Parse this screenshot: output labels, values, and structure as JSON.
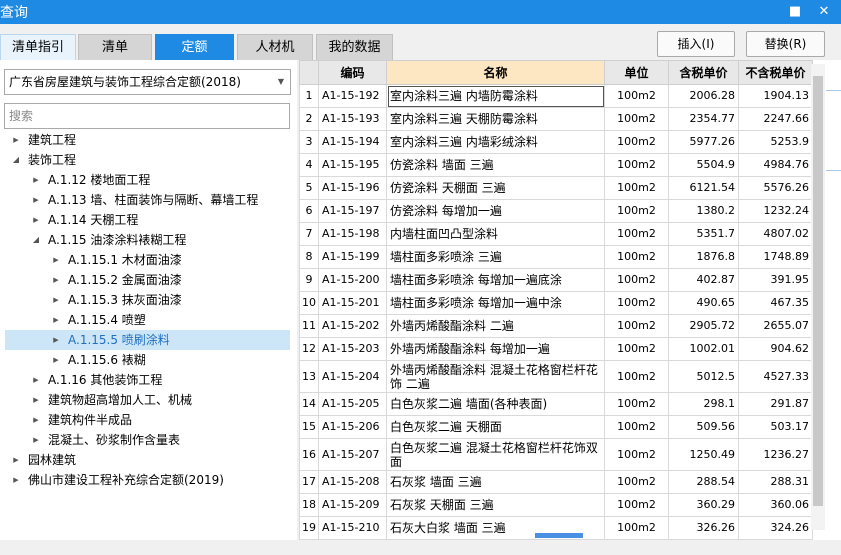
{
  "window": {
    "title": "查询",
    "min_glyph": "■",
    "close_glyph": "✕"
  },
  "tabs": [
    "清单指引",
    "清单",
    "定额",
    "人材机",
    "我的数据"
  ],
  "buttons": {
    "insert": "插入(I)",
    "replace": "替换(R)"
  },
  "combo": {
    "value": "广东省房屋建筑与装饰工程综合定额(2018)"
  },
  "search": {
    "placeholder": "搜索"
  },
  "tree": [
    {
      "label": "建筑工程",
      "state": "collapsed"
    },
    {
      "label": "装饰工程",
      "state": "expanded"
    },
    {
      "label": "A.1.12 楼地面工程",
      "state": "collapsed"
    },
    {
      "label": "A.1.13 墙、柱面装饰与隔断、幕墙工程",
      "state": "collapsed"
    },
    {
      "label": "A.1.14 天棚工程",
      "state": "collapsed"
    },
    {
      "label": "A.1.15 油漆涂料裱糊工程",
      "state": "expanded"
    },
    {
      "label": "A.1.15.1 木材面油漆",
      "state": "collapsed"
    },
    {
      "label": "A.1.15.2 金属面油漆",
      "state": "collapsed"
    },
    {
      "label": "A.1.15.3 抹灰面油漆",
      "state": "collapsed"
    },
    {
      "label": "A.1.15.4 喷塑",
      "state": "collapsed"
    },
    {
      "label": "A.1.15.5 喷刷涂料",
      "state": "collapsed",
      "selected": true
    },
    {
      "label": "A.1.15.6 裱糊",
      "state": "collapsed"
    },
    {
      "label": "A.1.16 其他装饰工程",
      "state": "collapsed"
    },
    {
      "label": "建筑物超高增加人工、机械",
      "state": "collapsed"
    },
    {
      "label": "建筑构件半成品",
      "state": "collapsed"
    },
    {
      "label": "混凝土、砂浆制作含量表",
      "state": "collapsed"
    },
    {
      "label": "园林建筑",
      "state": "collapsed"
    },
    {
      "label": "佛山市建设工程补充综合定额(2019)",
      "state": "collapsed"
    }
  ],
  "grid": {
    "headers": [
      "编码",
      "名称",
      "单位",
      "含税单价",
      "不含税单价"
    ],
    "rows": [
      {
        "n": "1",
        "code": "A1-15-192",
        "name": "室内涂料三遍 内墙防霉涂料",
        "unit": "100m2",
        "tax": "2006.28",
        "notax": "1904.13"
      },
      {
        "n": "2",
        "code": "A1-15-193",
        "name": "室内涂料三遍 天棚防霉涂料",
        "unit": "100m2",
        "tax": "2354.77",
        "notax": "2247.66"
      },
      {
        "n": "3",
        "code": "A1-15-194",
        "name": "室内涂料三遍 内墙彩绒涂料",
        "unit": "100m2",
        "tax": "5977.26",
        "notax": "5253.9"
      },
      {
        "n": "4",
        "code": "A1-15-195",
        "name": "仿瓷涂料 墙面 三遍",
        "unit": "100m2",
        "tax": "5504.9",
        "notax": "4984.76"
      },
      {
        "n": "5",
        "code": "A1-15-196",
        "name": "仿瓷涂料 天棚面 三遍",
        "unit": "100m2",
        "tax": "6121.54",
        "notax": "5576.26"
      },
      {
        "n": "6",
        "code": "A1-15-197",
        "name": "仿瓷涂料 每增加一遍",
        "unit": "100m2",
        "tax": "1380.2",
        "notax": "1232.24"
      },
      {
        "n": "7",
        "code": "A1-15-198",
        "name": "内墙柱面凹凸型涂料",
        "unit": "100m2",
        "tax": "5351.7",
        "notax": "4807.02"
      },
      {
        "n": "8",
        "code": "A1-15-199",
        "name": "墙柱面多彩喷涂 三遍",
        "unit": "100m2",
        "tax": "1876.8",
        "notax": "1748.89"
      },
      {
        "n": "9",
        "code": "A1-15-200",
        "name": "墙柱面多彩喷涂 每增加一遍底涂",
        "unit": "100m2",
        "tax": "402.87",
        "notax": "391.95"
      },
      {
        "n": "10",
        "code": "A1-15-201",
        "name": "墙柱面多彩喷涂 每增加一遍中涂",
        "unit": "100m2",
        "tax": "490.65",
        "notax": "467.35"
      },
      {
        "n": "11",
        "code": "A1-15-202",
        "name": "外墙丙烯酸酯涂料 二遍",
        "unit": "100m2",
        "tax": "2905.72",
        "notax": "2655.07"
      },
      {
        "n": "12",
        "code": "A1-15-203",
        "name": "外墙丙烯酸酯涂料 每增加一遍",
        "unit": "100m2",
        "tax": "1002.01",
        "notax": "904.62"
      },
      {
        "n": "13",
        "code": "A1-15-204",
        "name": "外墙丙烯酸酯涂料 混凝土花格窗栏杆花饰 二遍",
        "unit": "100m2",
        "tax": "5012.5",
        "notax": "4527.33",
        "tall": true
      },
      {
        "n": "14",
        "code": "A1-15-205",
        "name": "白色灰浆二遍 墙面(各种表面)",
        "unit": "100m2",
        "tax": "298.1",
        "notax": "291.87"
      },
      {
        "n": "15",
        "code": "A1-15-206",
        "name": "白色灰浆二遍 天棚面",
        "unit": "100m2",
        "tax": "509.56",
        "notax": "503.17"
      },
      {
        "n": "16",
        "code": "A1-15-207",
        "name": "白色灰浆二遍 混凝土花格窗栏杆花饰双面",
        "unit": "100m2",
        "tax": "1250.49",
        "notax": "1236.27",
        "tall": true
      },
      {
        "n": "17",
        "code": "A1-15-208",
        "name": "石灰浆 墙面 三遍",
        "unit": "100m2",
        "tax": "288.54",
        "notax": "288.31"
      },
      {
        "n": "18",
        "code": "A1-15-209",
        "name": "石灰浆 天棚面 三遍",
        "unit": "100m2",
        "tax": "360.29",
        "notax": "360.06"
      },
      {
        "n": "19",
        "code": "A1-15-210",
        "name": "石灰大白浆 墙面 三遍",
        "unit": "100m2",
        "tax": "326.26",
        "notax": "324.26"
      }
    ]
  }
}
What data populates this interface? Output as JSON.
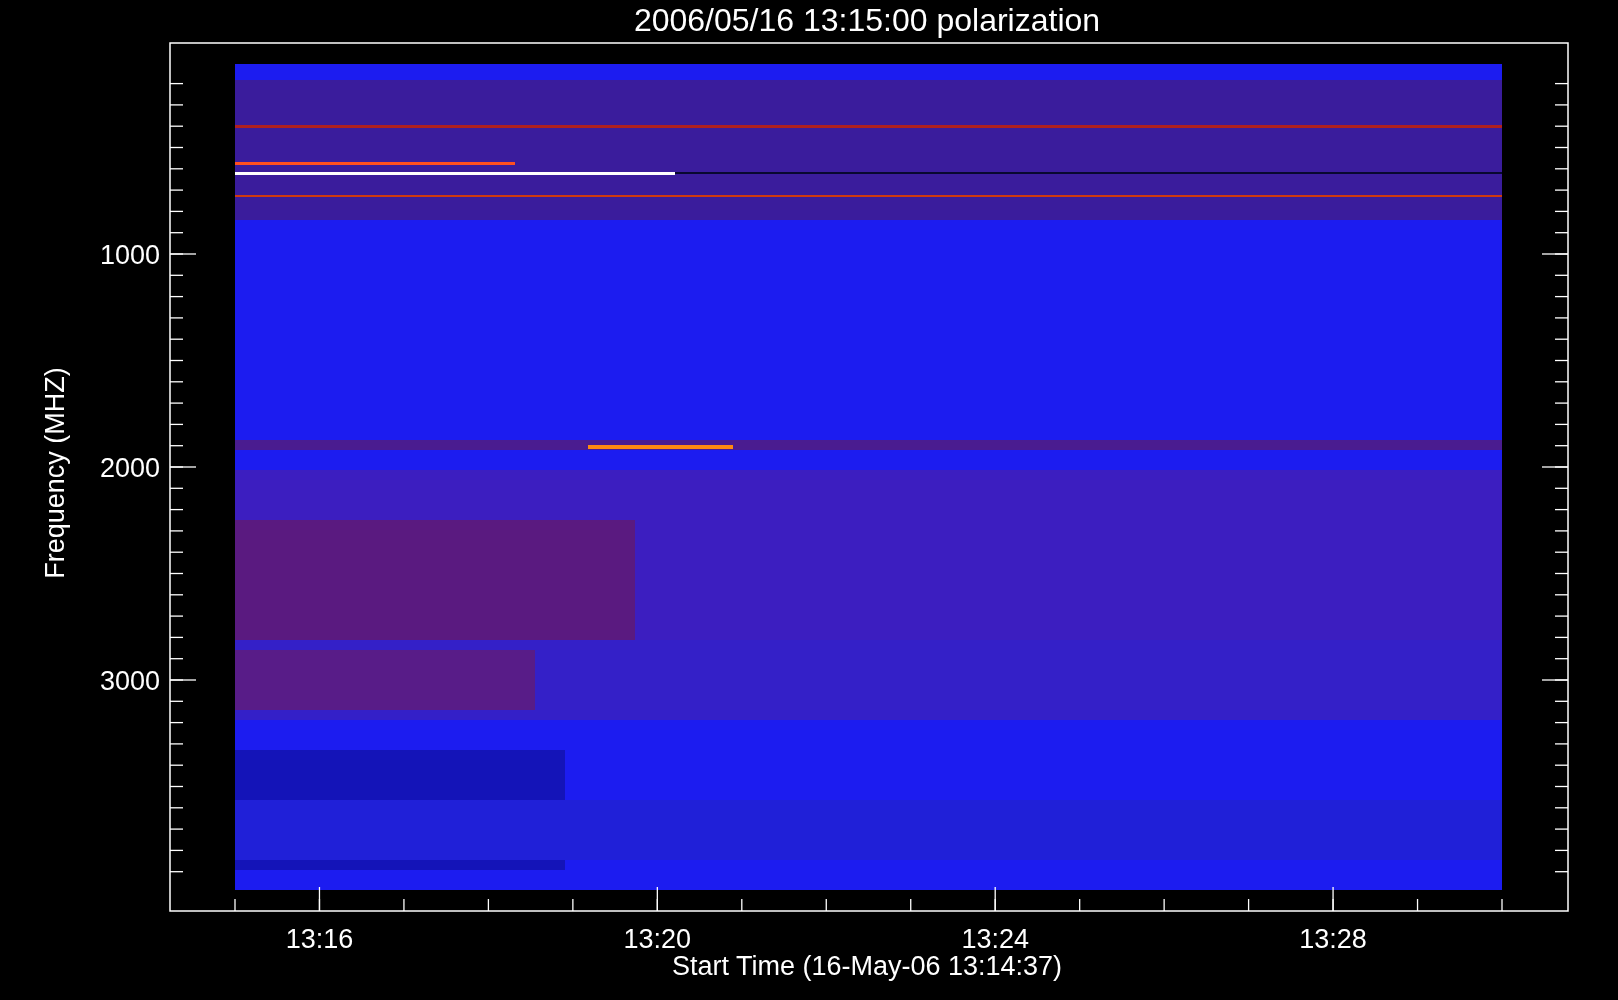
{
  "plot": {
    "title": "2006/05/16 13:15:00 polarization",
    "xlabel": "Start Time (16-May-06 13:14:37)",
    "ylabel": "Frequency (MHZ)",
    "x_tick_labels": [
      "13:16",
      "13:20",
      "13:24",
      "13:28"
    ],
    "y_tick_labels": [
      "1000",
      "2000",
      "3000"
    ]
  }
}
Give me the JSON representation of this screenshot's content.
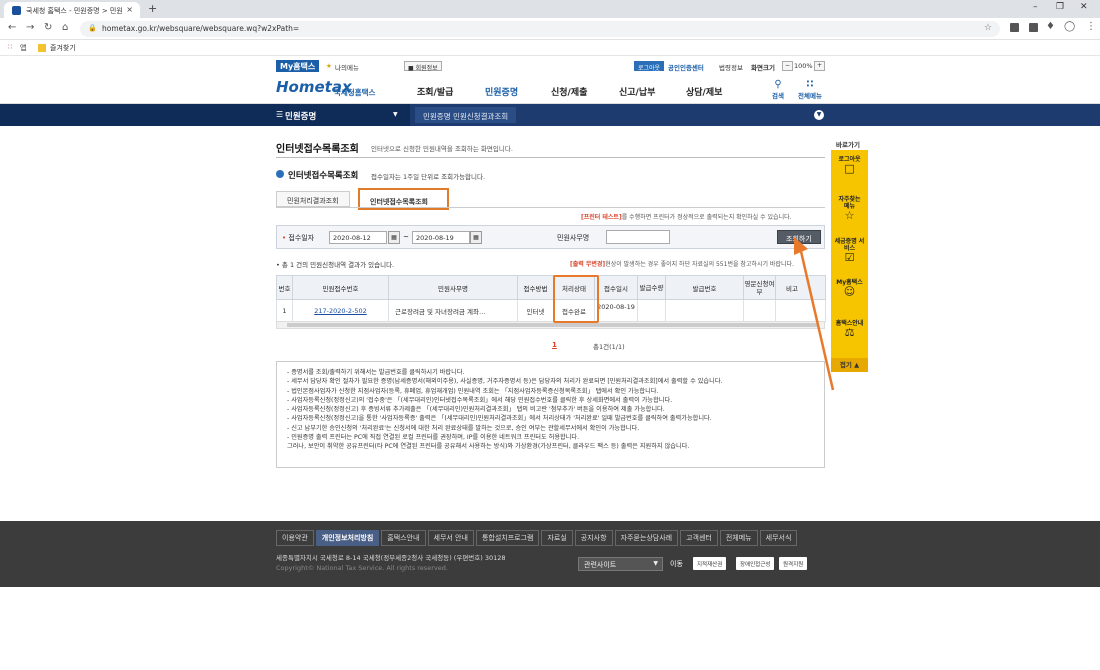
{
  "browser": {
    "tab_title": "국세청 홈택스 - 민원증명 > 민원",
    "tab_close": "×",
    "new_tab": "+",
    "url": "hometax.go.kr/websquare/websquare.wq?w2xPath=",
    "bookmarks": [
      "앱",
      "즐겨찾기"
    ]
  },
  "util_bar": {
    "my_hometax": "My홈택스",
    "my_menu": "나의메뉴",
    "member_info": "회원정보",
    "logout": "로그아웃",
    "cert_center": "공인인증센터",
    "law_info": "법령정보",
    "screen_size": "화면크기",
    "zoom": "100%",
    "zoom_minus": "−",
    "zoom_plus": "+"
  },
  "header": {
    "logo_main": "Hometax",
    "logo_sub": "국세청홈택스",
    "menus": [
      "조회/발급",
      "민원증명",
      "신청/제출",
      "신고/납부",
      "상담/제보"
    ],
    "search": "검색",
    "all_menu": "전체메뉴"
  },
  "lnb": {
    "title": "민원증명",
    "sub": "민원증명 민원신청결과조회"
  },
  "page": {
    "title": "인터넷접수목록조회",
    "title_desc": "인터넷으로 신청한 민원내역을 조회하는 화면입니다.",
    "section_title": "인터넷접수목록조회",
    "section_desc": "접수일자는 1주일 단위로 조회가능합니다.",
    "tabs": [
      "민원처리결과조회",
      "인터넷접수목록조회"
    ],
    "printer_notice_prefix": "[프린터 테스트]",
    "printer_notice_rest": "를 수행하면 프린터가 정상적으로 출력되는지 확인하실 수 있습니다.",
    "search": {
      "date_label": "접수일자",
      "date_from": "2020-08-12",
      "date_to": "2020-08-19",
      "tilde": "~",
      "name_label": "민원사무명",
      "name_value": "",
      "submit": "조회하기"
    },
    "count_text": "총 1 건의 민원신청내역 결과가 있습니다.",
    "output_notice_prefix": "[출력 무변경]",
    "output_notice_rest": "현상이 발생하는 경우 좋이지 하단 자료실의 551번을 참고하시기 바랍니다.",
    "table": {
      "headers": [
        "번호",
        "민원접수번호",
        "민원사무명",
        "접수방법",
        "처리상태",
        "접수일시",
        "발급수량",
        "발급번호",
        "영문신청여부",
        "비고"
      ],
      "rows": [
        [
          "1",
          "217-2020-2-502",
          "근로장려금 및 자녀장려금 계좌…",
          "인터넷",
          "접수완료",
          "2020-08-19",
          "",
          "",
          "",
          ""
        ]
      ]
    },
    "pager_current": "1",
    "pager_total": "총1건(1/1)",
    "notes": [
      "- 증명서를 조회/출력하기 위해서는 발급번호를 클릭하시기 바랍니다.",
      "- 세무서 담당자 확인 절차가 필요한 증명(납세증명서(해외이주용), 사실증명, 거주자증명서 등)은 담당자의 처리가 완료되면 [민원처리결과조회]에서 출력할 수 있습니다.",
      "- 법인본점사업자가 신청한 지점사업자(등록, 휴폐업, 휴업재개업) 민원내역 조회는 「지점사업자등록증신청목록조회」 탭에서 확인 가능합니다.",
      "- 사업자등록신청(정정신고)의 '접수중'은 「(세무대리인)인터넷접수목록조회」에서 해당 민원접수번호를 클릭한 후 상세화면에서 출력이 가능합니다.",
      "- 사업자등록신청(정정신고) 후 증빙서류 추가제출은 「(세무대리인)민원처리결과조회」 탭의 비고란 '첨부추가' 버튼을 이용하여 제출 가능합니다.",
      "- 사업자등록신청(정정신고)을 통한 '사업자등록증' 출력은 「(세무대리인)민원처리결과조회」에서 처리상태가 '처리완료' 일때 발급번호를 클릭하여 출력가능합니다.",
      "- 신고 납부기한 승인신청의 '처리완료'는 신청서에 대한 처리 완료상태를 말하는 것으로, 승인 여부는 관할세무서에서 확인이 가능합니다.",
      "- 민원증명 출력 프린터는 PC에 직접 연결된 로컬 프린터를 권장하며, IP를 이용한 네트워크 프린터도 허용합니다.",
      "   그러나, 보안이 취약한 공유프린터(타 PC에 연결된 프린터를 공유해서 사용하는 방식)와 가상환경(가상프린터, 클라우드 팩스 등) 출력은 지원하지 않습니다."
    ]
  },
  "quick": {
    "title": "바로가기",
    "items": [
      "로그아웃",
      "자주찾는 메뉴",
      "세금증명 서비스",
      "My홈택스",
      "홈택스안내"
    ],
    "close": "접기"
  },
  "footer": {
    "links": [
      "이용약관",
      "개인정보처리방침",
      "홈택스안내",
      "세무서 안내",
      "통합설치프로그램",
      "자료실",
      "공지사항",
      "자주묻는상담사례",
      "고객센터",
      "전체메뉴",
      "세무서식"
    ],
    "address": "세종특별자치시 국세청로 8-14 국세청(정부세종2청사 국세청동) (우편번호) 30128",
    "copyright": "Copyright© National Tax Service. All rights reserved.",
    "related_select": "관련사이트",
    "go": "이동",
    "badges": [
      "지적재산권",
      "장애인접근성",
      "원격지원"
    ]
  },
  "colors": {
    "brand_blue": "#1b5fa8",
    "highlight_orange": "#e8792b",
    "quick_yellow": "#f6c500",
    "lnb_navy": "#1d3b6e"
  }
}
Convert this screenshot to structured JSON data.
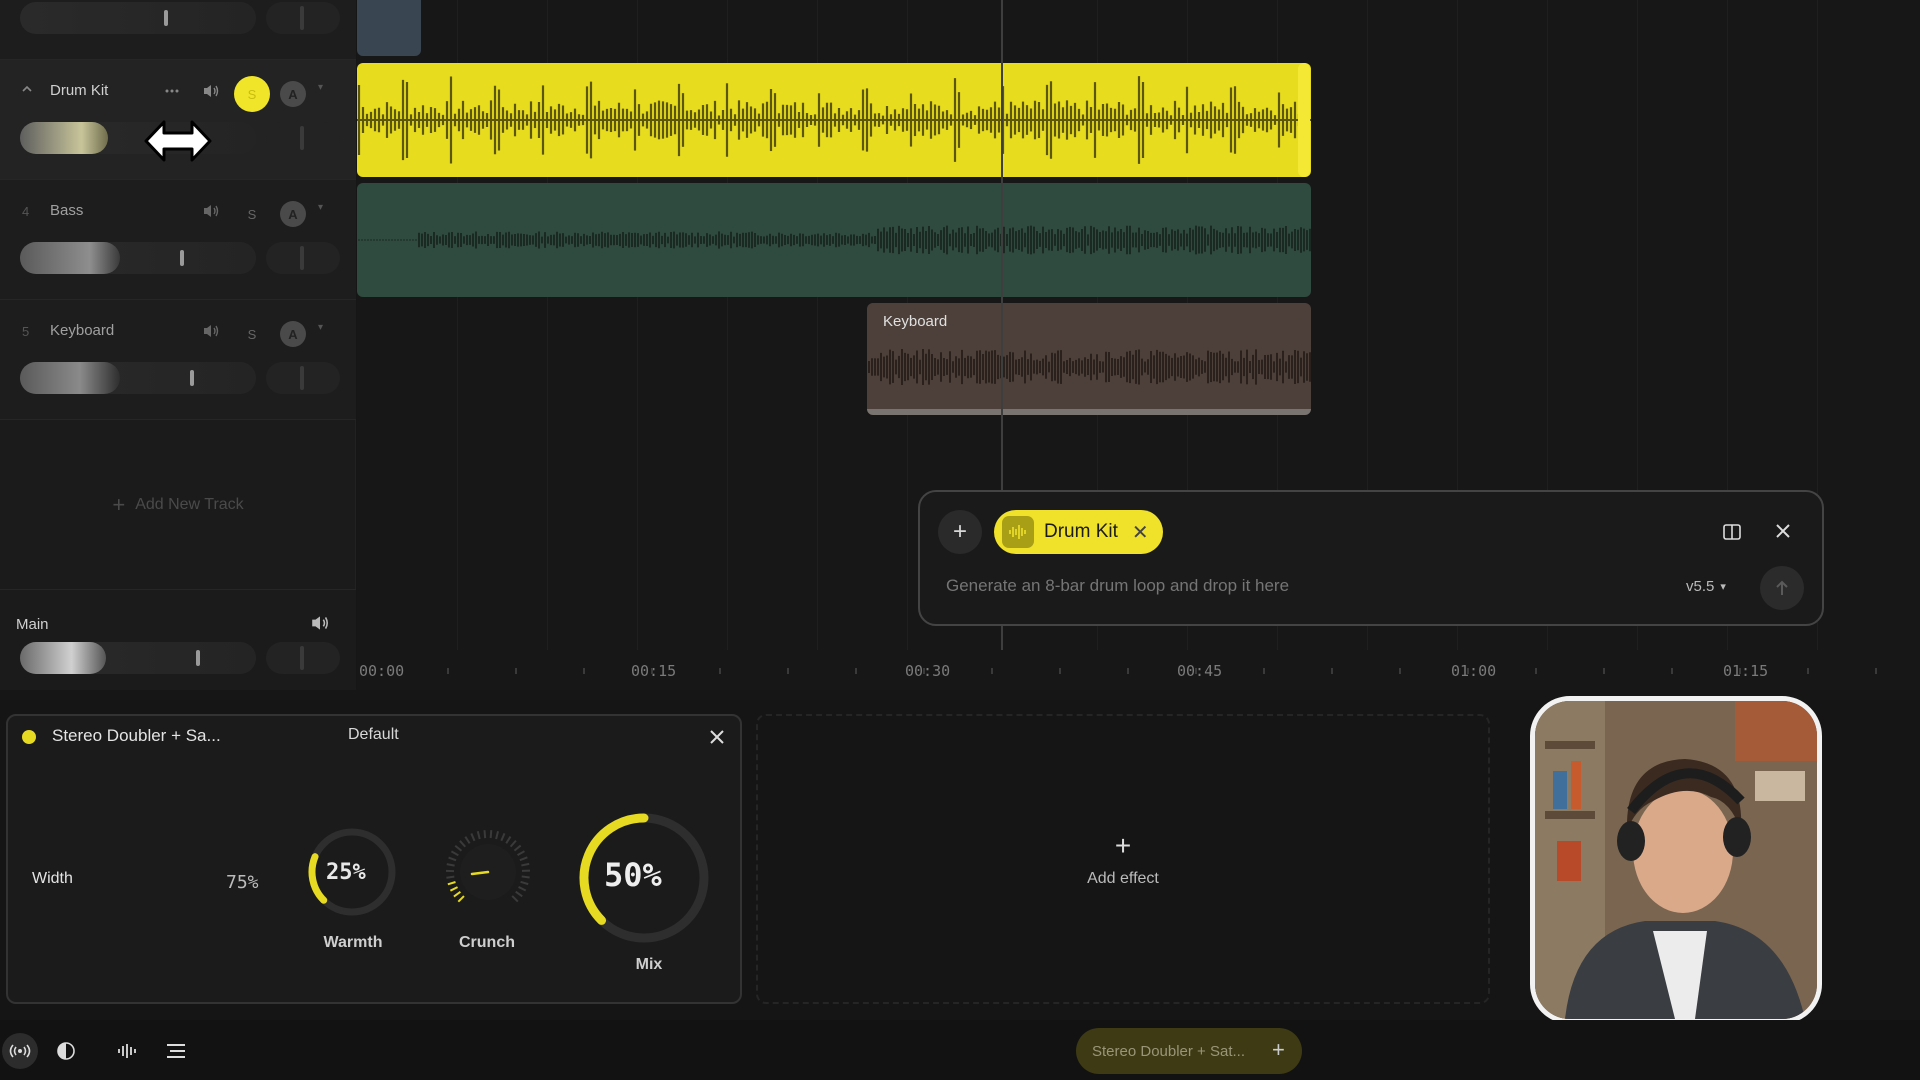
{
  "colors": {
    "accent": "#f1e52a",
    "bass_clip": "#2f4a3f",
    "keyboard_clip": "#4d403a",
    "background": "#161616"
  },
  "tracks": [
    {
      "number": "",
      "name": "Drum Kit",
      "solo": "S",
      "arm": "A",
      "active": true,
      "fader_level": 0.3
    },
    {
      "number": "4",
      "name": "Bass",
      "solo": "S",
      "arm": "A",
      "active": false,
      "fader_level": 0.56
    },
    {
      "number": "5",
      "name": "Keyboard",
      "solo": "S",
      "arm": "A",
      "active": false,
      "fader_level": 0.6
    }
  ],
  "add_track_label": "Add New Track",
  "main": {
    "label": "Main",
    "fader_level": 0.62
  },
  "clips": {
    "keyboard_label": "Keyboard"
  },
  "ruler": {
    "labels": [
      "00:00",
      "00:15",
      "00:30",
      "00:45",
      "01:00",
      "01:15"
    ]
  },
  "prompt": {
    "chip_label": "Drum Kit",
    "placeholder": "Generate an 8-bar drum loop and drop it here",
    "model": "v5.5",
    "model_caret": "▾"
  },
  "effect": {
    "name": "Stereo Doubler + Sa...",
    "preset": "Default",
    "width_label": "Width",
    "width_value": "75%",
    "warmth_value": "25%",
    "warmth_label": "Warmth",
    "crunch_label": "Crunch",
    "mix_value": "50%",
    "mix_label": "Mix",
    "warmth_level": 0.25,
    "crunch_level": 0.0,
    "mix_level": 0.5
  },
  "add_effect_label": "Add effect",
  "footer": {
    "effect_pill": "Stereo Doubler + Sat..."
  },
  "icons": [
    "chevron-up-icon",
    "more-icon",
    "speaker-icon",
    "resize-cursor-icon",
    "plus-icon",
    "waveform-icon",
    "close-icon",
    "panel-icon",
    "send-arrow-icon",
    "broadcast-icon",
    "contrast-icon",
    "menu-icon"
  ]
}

++++++++

**Task description:**
Copy every line of the records above that holds the word "白色灰浆二遍".

**Solution to this task:**
        "name": "白色灰浆二遍 墙面(各种表面)",
        "name": "白色灰浆二遍 天棚面",
        "name": "白色灰浆二遍 混凝土花格窗栏杆花饰双面",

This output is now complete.